--- Material for this task ---
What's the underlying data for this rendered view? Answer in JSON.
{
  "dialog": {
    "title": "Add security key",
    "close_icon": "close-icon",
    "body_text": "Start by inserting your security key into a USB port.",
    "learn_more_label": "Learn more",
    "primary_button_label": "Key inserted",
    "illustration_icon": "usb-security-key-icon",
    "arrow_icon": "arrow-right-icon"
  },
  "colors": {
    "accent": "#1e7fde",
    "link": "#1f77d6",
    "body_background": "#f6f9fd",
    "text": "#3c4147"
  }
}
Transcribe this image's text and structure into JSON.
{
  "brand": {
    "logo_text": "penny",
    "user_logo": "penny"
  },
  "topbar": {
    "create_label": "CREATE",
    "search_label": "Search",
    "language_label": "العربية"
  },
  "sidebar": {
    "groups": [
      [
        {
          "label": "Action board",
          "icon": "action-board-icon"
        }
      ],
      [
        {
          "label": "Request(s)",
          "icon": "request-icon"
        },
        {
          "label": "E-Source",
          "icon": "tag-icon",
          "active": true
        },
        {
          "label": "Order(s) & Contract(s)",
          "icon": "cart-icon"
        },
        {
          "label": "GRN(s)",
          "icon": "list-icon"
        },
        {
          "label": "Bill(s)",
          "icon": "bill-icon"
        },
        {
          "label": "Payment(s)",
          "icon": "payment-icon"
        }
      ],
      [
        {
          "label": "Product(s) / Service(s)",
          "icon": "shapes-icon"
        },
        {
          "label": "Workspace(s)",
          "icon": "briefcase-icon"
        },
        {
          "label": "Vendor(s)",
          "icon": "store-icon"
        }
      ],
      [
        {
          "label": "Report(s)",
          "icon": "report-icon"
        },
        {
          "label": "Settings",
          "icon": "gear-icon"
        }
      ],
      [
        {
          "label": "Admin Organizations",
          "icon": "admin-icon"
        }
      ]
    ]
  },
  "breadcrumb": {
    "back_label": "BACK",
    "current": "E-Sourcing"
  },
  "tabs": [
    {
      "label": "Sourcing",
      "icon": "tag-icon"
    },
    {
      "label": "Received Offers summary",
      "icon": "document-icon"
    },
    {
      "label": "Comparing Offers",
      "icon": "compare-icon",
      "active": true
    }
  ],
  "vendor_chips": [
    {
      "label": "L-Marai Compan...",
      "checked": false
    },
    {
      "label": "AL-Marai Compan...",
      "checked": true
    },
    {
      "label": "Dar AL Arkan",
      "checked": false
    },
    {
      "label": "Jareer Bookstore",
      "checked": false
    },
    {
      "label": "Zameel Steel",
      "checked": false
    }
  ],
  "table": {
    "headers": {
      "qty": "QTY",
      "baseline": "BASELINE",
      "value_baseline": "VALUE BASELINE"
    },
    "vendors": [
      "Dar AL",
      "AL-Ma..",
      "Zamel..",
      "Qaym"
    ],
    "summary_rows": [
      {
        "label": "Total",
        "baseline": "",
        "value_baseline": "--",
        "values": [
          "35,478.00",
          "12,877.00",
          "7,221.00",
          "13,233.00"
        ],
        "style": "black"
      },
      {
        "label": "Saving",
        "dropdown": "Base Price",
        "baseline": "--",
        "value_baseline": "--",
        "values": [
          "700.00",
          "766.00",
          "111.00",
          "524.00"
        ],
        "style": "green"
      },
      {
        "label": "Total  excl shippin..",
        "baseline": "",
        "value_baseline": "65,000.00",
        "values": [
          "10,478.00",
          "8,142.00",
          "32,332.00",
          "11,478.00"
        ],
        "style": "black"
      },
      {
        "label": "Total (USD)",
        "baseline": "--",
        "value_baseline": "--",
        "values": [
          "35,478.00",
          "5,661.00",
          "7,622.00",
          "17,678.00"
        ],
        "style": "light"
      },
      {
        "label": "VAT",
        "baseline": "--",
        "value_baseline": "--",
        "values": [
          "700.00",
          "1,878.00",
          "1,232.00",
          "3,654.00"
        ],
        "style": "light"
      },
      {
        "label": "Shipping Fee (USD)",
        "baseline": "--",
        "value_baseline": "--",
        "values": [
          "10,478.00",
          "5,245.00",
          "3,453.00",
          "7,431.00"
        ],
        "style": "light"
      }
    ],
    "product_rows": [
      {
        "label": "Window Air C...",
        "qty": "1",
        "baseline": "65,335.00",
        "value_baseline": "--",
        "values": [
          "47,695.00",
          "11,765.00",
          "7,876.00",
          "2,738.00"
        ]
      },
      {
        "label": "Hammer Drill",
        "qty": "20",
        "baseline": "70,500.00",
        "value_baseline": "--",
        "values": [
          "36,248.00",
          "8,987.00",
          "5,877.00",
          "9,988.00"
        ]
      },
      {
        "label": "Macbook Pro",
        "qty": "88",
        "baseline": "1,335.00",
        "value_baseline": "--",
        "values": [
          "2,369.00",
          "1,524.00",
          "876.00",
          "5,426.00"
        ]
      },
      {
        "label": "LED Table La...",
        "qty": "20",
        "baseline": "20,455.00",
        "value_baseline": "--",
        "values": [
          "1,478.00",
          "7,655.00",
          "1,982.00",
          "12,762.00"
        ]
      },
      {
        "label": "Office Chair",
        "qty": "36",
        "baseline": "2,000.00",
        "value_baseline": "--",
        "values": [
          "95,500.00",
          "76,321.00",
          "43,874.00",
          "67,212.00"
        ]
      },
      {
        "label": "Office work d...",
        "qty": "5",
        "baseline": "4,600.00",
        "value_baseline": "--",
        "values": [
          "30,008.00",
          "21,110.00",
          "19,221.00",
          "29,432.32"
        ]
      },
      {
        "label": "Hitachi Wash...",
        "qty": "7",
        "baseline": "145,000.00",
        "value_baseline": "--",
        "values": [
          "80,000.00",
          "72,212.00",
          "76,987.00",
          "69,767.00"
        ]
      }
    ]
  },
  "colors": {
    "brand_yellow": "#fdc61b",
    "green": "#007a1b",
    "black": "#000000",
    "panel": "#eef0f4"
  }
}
---
* Given exercise:
Extract all lines from the data in which "Marai" is found.

* Result for this task:
      "label": "L-Marai Compan...",
      "label": "AL-Marai Compan...",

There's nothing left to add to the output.